══ Records for this exercise
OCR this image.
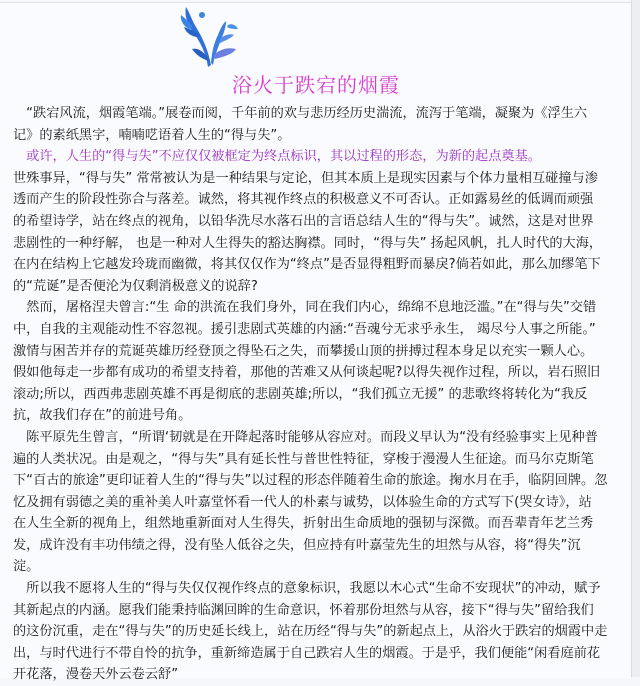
浴火于跌宕的烟霞
　“跌宕风流，烟霞笔端。”展卷而阅，千年前的欢与悲历经历史湍流，流泻于笔端，凝聚为《浮生六
记》的素纸黑字，喃喃呓语着人生的“得与失”。
　或许，人生的“得与失”不应仅仅被框定为终点标识，其以过程的形态，为新的起点奠基。
世殊事异，“得与失” 常常被认为是一种结果与定论，但其本质上是现实因素与个体力量相互碰撞与渗
透而产生的阶段性弥合与落差。诚然，将其视作终点的积极意义不可否认。正如露易丝的低调而顽强
的希望诗学，站在终点的视角，以铅华洗尽水落石出的言语总结人生的“得与失”。诚然，这是对世界
悲剧性的一种纾解， 也是一种对人生得失的豁达胸襟。同时，“得与失” 扬起风帆，扎人时代的大海，
在内在结构上它越发玲珑而幽微，将其仅仅作为“终点”是否显得粗野而暴戾?倘若如此，那么加缪笔下
的“荒诞”是否便沦为仅剩消极意义的说辞?
　然而，屠格涅夫曾言:“生 命的洪流在我们身外，同在我们内心，绵绵不息地泛滥。”在“得与失”交错
中，自我的主观能动性不容忽视。援引悲剧式英雄的内涵:“吾魂兮无求乎永生， 竭尽兮人事之所能。”
激情与困苦并存的荒诞英雄历经登顶之得坠石之失，而攀援山顶的拼搏过程本身足以充实一颗人心。
假如他每走一步都有成功的希望支持着，那他的苦难又从何谈起呢?以得失视作过程，所以，岩石照旧
滚动;所以，西西弗悲剧英雄不再是彻底的悲剧英雄;所以，“我们孤立无援” 的悲歌终将转化为“我反
抗，故我们存在”的前进号角。
　陈平原先生曾言，“所谓‘韧就是在开降起落时能够从容应对。而段义早认为“没有经验事实上见种普
遍的人类状况。由是观之，“得与失”具有延长性与普世性特征，穿梭于漫漫人生征途。而马尔克斯笔
下“百古的旅途”更印证着人生的“得与失”以过程的形态伴随着生命的旅途。掬水月在手，临阴回牌。忽
忆及拥有弱德之美的重补美人叶嘉堂怀看一代人的朴素与诚势，以体验生命的方式写下(哭女诗》，站
在人生全新的视角上，组然地重新面对人生得失，折射出生命质地的强韧与深微。而吾辈青年艺兰秀
发，成许没有丰功伟绩之得，没有坠人低谷之失，但应持有叶嘉莹先生的坦然与从容，将“得失”沉
淀。
　所以我不愿将人生的“得与失仅仅视作终点的意象标识，我愿以木心式“生命不安现状”的冲动，赋予
其新起点的内涵。愿我们能秉持临渊回眸的生命意识，怀着那份坦然与从容，接下“得与失”留给我们
的这份沉重，走在“得与失”的历史延长线上，站在历经“得与失”的新起点上，从浴火于跌宕的烟霞中走
出，与时代进行不带自怜的抗争，重新缔造属于自己跌宕人生的烟霞。于是乎，我们便能“闲看庭前花
开花落，漫卷天外云卷云舒”
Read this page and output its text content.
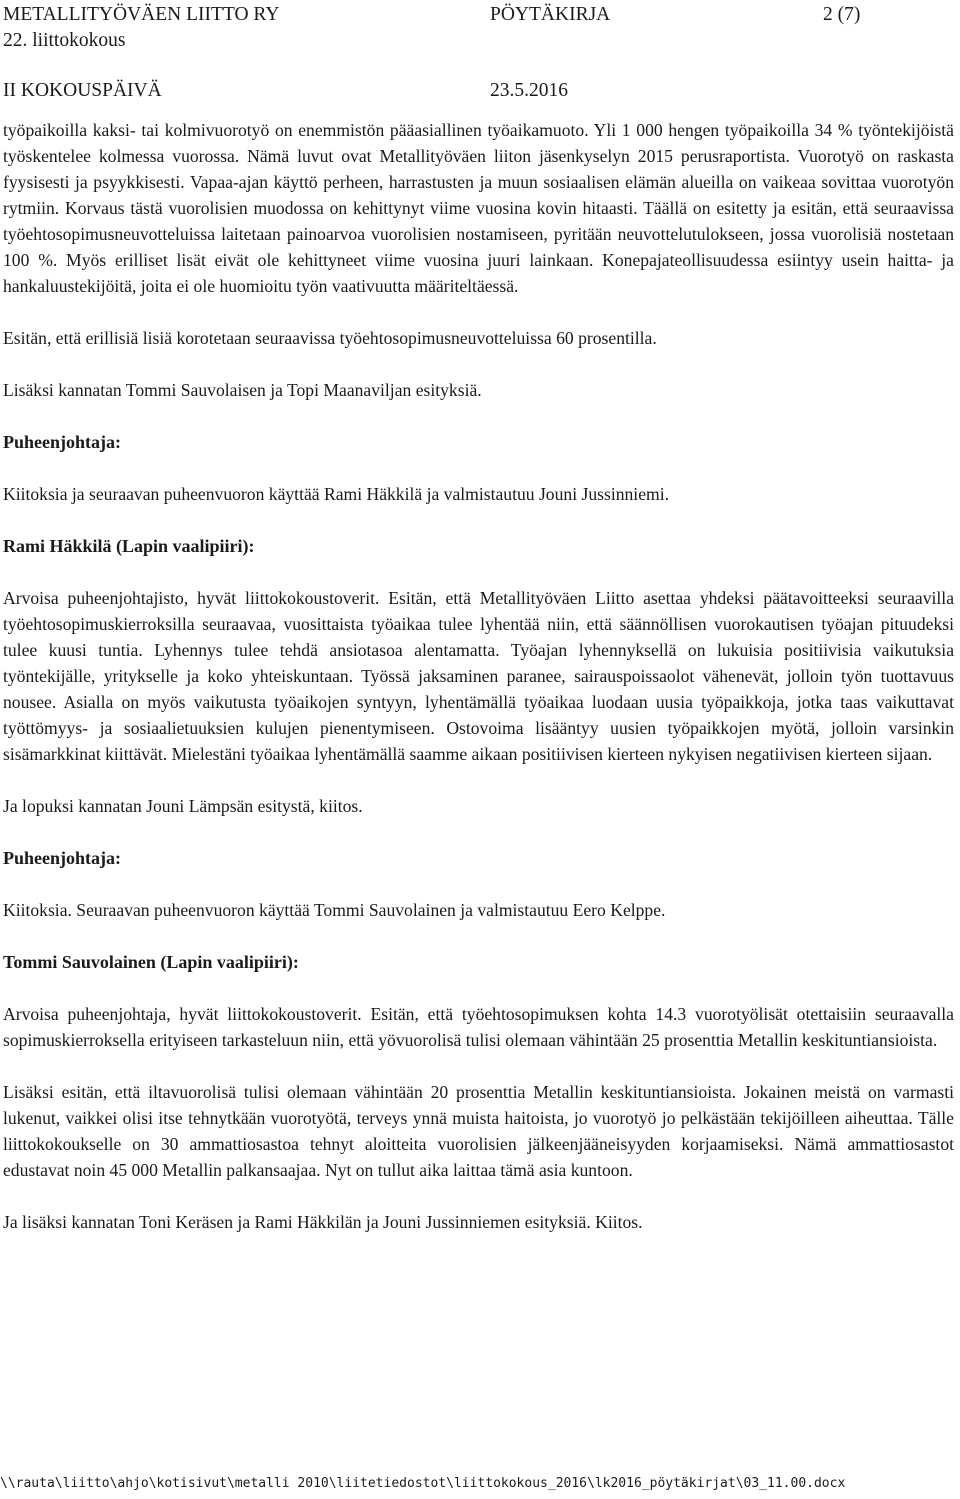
METALLITYÖVÄEN LIITTO RY	PÖYTÄKIRJA	2 (7)
22. liittokokous
II KOKOUSPÄIVÄ	23.5.2016

työpaikoilla kaksi- tai kolmivuorotyö on enemmistön pääasiallinen työaikamuoto. Yli 1 000 hengen työpaikoilla 34 % työntekijöistä työskentelee kolmessa vuorossa. Nämä luvut ovat Metallityöväen liiton jäsenkyselyn 2015 perusraportista. Vuorotyö on raskasta fyysisesti ja psyykkisesti. Vapaa-ajan käyttö perheen, harrastusten ja muun sosiaalisen elämän alueilla on vaikeaa sovittaa vuorotyön rytmiin. Korvaus tästä vuorolisien muodossa on kehittynyt viime vuosina kovin hitaasti. Täällä on esitetty ja esitän, että seuraavissa työehtosopimusneuvotteluissa laitetaan painoarvoa vuorolisien nostamiseen, pyritään neuvottelutulokseen, jossa vuorolisiä nostetaan 100 %. Myös erilliset lisät eivät ole kehittyneet viime vuosina juuri lainkaan. Konepajateollisuudessa esiintyy usein haitta- ja hankaluustekijöitä, joita ei ole huomioitu työn vaativuutta määriteltäessä.

Esitän, että erillisiä lisiä korotetaan seuraavissa työehtosopimusneuvotteluissa 60 prosentilla.

Lisäksi kannatan Tommi Sauvolaisen ja Topi Maanaviljan esityksiä.

Puheenjohtaja:

Kiitoksia ja seuraavan puheenvuoron käyttää Rami Häkkilä ja valmistautuu Jouni Jussinniemi.

Rami Häkkilä (Lapin vaalipiiri):

Arvoisa puheenjohtajisto, hyvät liittokokoustoverit. Esitän, että Metallityöväen Liitto asettaa yhdeksi päätavoitteeksi seuraavilla työehtosopimuskierroksilla seuraavaa, vuosittaista työaikaa tulee lyhentää niin, että säännöllisen vuorokautisen työajan pituudeksi tulee kuusi tuntia. Lyhennys tulee tehdä ansiotasoa alentamatta. Työajan lyhennyksellä on lukuisia positiivisia vaikutuksia työntekijälle, yritykselle ja koko yhteiskuntaan. Työssä jaksaminen paranee, sairauspoissaolot vähenevät, jolloin työn tuottavuus nousee. Asialla on myös vaikutusta työaikojen syntyyn, lyhentämällä työaikaa luodaan uusia työpaikkoja, jotka taas vaikuttavat työttömyys- ja sosiaalietuuksien kulujen pienentymiseen. Ostovoima lisääntyy uusien työpaikkojen myötä, jolloin varsinkin sisämarkkinat kiittävät. Mielestäni työaikaa lyhentämällä saamme aikaan positiivisen kierteen nykyisen negatiivisen kierteen sijaan.

Ja lopuksi kannatan Jouni Lämpsän esitystä, kiitos.

Puheenjohtaja:

Kiitoksia. Seuraavan puheenvuoron käyttää Tommi Sauvolainen ja valmistautuu Eero Kelppe.

Tommi Sauvolainen (Lapin vaalipiiri):

Arvoisa puheenjohtaja, hyvät liittokokoustoverit. Esitän, että työehtosopimuksen kohta 14.3 vuorotyölisät otettaisiin seuraavalla sopimuskierroksella erityiseen tarkasteluun niin, että yövuorolisä tulisi olemaan vähintään 25 prosenttia Metallin keskituntiansioista.

Lisäksi esitän, että iltavuorolisä tulisi olemaan vähintään 20 prosenttia Metallin keskituntiansioista. Jokainen meistä on varmasti lukenut, vaikkei olisi itse tehnytkään vuorotyötä, terveys ynnä muista haitoista, jo vuorotyö jo pelkästään tekijöilleen aiheuttaa. Tälle liittokokoukselle on 30 ammattiosastoa tehnyt aloitteita vuorolisien jälkeenjääneisyyden korjaamiseksi. Nämä ammattiosastot edustavat noin 45 000 Metallin palkansaajaa. Nyt on tullut aika laittaa tämä asia kuntoon.

Ja lisäksi kannatan Toni Keräsen ja Rami Häkkilän ja Jouni Jussinniemen esityksiä. Kiitos.

\\rauta\liitto\ahjo\kotisivut\metalli 2010\liitetiedostot\liittokokous_2016\lk2016_pöytäkirjat\03_11.00.docx
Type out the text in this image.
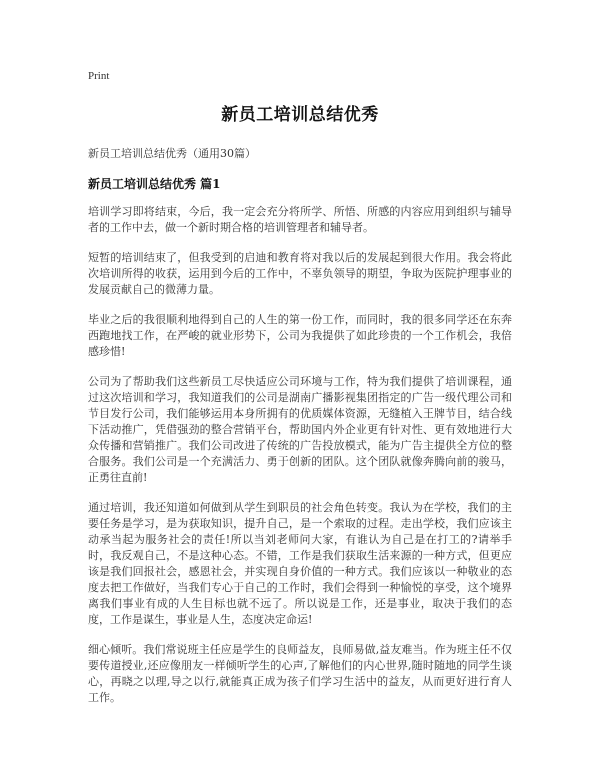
Print
新员工培训总结优秀
新员工培训总结优秀（通用30篇）
新员工培训总结优秀 篇1

培训学习即将结束，今后，我一定会充分将所学、所悟、所感的内容应用到组织与辅导者的工作中去，做一个新时期合格的培训管理者和辅导者。

短暂的培训结束了，但我受到的启迪和教育将对我以后的发展起到很大作用。我会将此次培训所得的收获，运用到今后的工作中，不辜负领导的期望，争取为医院护理事业的发展贡献自己的微薄力量。

毕业之后的我很顺利地得到自己的人生的第一份工作，而同时，我的很多同学还在东奔西跑地找工作，在严峻的就业形势下，公司为我提供了如此珍贵的一个工作机会，我倍感珍惜!

公司为了帮助我们这些新员工尽快适应公司环境与工作，特为我们提供了培训课程，通过这次培训和学习，我知道我们的公司是湖南广播影视集团指定的广告一级代理公司和节目发行公司，我们能够运用本身所拥有的优质媒体资源，无缝植入王牌节目，结合线下活动推广，凭借强劲的整合营销平台，帮助国内外企业更有针对性、更有效地进行大众传播和营销推广。我们公司改进了传统的广告投放模式，能为广告主提供全方位的整合服务。我们公司是一个充满活力、勇于创新的团队。这个团队就像奔腾向前的骏马，正勇往直前!

通过培训，我还知道如何做到从学生到职员的社会角色转变。我认为在学校，我们的主要任务是学习，是为获取知识，提升自己，是一个索取的过程。走出学校，我们应该主动承当起为服务社会的责任!所以当刘老师问大家，有谁认为自己是在打工的?请举手时，我反观自己，不是这种心态。不错，工作是我们获取生活来源的一种方式，但更应该是我们回报社会，感恩社会，并实现自身价值的一种方式。我们应该以一种敬业的态度去把工作做好，当我们专心于自己的工作时，我们会得到一种愉悦的享受，这个境界离我们事业有成的人生目标也就不远了。所以说是工作，还是事业，取决于我们的态度，工作是谋生，事业是人生，态度决定命运!

细心倾听。我们常说班主任应是学生的良师益友，良师易做,益友难当。作为班主任不仅要传道授业,还应像朋友一样倾听学生的心声,了解他们的内心世界,随时随地的同学生谈心，再晓之以理,导之以行,就能真正成为孩子们学习生活中的益友，从而更好进行育人工作。
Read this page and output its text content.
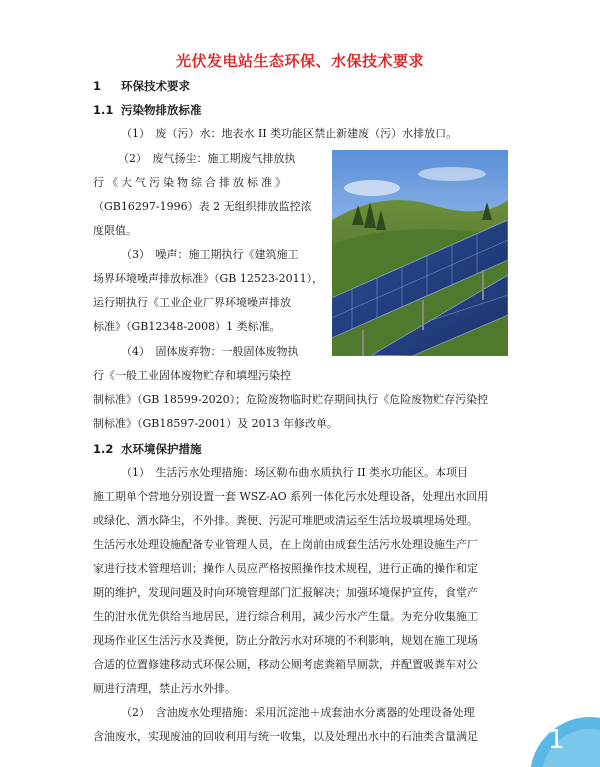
光伏发电站生态环保、水保技术要求
1 环保技术要求
1.1 污染物排放标准
（1）　废（污）水：地表水 II 类功能区禁止新建废（污）水排放口。
（2）　废气扬尘：施工期废气排放执
行《大气污染物综合排放标准》
（GB16297-1996）表 2 无组织排放监控浓
度限值。
（3）　噪声：施工期执行《建筑施工
场界环境噪声排放标准》（GB 12523-2011），
运行期执行《工业企业厂界环境噪声排放
标准》（GB12348-2008）1 类标准。
（4）　固体废弃物：一般固体废物执
行《一般工业固体废物贮存和填埋污染控
制标准》（GB 18599-2020）；危险废物临时贮存期间执行《危险废物贮存污染控
制标准》（GB18597-2001）及 2013 年修改单。
1.2 水环境保护措施
（1）　生活污水处理措施：场区勒布曲水质执行 II 类水功能区。本项目
施工期单个营地分别设置一套 WSZ-AO 系列一体化污水处理设备，处理出水回用
或绿化、洒水降尘，不外排。粪便、污泥可堆肥或清运至生活垃圾填埋场处理。
生活污水处理设施配备专业管理人员，在上岗前由成套生活污水处理设施生产厂
家进行技术管理培训；操作人员应严格按照操作技术规程，进行正确的操作和定
期的维护，发现问题及时向环境管理部门汇报解决；加强环境保护宣传，食堂产
生的泔水优先供给当地居民，进行综合利用，减少污水产生量。为充分收集施工
现场作业区生活污水及粪便，防止分散污水对环境的不利影响，规划在施工现场
合适的位置修建移动式环保公厕，移动公厕考虑粪箱旱厕款，并配置吸粪车对公
厕进行清理，禁止污水外排。
（2）　含油废水处理措施：采用沉淀池＋成套油水分离器的处理设备处理
含油废水，实现废油的回收利用与统一收集，以及处理出水中的石油类含量满足	1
════
Check each line above for the word "käyttää" and copy the ones that have it.

Kiitoksia ja seuraavan puheenvuoron käyttää Rami Häkkilä ja valmistautuu Jouni Jussinniemi.
Kiitoksia. Seuraavan puheenvuoron käyttää Tommi Sauvolainen ja valmistautuu Eero Kelppe.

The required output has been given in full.